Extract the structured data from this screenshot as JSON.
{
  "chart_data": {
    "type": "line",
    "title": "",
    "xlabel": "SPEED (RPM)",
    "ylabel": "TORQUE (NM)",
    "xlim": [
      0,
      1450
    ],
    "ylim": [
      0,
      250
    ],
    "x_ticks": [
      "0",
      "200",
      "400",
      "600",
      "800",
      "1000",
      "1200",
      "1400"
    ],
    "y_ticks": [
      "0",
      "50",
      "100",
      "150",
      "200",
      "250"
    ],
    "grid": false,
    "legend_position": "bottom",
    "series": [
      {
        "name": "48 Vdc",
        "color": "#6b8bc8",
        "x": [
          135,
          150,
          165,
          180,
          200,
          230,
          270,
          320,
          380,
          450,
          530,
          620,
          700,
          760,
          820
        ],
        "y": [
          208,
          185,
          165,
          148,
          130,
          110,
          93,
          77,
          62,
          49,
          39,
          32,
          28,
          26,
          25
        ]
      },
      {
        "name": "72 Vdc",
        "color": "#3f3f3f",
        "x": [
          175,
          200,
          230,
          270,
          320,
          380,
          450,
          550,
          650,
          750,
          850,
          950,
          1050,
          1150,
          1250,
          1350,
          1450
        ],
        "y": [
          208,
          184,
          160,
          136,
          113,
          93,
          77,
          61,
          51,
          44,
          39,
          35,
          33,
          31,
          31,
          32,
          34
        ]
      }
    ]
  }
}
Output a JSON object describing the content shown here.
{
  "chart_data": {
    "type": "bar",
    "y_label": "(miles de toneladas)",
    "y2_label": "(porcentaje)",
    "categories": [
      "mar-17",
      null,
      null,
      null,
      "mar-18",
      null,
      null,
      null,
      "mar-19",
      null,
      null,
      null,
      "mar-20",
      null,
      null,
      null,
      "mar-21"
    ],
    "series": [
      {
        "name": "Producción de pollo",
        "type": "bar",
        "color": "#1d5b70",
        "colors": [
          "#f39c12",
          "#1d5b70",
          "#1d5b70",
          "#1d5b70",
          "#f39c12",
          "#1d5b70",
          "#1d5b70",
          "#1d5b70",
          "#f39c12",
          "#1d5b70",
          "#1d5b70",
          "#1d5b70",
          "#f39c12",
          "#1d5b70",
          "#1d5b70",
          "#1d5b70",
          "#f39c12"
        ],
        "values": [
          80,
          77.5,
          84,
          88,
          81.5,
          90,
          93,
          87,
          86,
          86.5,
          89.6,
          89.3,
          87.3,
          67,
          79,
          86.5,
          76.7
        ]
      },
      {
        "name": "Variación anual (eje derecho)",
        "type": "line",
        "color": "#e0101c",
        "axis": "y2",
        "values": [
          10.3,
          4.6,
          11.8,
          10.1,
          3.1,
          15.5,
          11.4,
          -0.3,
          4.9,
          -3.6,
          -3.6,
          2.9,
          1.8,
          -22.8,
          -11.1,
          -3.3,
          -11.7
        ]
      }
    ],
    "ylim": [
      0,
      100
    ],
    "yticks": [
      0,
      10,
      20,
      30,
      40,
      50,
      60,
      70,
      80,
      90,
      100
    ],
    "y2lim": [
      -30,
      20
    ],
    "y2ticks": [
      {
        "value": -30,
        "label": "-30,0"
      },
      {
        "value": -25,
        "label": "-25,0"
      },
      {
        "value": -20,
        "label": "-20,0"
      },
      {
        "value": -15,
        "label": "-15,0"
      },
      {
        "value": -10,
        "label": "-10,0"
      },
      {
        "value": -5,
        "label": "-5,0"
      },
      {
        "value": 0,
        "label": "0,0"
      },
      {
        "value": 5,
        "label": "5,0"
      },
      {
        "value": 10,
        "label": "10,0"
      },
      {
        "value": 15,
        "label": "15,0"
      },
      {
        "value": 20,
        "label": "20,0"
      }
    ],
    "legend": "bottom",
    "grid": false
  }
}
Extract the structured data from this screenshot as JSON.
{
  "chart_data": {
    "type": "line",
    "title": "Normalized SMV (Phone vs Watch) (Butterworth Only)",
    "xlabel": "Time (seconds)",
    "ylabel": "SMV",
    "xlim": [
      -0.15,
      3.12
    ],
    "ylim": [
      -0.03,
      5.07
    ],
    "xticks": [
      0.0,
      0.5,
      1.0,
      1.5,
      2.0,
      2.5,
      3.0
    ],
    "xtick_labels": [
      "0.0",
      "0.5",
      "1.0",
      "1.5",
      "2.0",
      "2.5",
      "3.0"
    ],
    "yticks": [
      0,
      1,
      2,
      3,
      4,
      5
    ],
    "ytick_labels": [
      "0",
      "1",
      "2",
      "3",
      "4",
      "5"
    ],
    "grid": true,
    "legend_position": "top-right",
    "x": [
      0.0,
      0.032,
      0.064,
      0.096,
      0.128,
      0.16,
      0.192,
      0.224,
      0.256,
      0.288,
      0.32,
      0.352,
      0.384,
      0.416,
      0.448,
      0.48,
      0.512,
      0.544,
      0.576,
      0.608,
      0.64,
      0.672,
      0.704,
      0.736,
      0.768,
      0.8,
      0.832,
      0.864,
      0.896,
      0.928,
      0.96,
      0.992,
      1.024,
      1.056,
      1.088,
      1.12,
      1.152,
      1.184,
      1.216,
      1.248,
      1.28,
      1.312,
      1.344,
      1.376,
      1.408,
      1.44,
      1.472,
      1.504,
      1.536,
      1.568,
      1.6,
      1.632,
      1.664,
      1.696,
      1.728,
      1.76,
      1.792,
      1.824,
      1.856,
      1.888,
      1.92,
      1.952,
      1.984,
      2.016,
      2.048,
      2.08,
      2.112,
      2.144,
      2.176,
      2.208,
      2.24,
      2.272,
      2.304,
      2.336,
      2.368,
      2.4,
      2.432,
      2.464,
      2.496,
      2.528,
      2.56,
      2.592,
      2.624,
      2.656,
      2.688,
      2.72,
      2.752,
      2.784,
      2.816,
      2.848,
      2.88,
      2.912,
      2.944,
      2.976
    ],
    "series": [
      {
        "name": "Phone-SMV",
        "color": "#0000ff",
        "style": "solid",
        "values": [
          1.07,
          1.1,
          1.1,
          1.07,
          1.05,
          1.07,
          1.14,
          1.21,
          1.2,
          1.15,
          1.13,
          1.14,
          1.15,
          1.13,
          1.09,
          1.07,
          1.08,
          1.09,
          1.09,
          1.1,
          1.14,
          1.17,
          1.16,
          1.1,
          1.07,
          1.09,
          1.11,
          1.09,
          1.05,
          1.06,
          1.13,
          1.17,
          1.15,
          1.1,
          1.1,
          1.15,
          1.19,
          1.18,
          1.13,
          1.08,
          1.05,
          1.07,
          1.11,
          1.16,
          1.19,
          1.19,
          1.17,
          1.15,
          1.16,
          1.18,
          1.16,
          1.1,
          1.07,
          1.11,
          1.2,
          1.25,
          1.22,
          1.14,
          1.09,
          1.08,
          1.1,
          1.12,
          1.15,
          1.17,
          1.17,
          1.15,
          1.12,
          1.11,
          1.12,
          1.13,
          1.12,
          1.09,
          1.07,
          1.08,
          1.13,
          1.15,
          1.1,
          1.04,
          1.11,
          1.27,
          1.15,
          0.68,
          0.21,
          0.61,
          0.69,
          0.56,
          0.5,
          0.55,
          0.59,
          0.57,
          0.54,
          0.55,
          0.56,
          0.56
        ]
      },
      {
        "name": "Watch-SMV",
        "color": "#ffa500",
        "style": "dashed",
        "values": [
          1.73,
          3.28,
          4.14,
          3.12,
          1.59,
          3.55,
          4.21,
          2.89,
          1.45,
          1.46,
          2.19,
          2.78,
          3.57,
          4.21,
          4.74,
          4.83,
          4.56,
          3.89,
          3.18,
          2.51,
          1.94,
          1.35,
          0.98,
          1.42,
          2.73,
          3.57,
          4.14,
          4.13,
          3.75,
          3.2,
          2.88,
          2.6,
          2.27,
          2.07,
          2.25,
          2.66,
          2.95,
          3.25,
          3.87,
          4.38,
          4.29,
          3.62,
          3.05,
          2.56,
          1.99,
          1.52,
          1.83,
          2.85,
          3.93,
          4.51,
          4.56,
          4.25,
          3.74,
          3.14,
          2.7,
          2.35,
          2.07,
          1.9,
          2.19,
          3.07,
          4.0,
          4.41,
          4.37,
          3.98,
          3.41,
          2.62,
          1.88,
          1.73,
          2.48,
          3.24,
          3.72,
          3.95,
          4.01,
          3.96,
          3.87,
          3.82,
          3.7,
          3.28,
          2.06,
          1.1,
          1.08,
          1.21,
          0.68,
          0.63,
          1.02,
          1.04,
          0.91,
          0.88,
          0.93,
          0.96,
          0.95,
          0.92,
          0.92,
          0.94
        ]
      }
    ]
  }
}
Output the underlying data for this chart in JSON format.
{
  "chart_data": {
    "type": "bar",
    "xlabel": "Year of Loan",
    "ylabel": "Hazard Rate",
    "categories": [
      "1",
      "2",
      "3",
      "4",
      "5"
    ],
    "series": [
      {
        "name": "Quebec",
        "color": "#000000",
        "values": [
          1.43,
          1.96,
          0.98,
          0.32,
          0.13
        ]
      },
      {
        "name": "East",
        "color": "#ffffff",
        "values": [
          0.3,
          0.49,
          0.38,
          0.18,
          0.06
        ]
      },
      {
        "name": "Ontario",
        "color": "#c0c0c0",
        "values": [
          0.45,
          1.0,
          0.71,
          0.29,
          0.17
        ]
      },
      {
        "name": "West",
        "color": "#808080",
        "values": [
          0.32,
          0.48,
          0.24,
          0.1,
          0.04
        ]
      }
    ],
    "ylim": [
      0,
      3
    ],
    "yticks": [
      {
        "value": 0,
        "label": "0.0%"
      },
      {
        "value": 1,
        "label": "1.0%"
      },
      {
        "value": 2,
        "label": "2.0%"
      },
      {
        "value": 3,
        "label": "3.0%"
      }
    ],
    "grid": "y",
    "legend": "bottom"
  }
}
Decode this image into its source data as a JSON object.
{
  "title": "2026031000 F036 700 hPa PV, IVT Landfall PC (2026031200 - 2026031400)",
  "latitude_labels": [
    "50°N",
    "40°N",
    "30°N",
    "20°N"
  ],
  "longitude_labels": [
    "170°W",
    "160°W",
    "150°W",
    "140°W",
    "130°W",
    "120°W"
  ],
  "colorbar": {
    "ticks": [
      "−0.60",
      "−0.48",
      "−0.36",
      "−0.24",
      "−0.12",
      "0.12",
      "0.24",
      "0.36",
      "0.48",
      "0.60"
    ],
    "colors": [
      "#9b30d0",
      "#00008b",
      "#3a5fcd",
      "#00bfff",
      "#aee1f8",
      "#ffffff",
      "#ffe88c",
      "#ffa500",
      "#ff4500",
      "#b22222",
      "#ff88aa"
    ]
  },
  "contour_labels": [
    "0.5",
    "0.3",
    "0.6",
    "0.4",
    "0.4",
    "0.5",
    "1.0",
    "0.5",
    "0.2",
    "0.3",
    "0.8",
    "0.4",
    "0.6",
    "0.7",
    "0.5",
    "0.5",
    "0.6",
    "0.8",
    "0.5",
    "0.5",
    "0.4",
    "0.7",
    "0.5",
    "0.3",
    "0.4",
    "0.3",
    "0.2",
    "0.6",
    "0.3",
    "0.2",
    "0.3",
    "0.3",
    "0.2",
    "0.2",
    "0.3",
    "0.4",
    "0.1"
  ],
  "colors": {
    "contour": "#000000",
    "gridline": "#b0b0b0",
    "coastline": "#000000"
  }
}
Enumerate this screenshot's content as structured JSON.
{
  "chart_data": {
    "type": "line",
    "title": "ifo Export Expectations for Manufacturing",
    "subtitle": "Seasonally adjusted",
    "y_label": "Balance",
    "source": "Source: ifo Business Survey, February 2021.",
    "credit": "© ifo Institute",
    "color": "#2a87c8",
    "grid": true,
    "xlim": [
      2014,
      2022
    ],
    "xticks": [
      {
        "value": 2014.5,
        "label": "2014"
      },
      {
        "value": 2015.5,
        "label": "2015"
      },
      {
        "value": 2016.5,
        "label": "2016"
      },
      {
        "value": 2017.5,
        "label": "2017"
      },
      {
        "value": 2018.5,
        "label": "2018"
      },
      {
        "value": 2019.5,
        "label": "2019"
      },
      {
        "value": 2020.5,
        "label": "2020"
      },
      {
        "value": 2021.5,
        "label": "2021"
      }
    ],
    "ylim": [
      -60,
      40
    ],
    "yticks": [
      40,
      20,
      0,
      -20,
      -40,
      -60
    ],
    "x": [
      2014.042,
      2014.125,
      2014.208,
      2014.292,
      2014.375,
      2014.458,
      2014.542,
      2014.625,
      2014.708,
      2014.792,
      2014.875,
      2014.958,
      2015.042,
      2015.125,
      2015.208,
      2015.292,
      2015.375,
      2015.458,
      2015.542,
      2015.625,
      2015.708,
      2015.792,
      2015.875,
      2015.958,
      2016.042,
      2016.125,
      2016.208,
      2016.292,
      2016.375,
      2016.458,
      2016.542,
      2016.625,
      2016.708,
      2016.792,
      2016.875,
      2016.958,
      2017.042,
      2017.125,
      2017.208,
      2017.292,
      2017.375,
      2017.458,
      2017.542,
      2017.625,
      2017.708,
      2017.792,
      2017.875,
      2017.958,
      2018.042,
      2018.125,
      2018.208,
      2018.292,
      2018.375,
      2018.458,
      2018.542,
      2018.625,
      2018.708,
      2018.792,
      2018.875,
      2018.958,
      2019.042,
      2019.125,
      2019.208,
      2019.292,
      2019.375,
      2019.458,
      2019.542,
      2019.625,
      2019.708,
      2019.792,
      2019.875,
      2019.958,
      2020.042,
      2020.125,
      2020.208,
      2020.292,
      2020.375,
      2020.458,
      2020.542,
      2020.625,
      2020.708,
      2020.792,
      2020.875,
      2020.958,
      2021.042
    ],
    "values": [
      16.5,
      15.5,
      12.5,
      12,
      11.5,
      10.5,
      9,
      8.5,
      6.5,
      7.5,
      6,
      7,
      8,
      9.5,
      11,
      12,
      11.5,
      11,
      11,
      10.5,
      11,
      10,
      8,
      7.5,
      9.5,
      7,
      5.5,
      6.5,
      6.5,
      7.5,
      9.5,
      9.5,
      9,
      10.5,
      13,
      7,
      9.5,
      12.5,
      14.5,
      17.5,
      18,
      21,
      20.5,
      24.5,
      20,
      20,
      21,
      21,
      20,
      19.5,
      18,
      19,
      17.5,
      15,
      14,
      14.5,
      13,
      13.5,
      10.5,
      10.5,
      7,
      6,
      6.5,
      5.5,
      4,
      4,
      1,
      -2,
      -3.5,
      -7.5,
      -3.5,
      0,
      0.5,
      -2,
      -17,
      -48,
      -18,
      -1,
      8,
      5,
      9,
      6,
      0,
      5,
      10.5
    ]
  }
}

--- Written instruction ---
Go through the records above and copy every line with the word "Watch".

--- Solution to this exercise ---
    "title": "Normalized SMV (Phone vs Watch) (Butterworth Only)",
        "name": "Watch-SMV",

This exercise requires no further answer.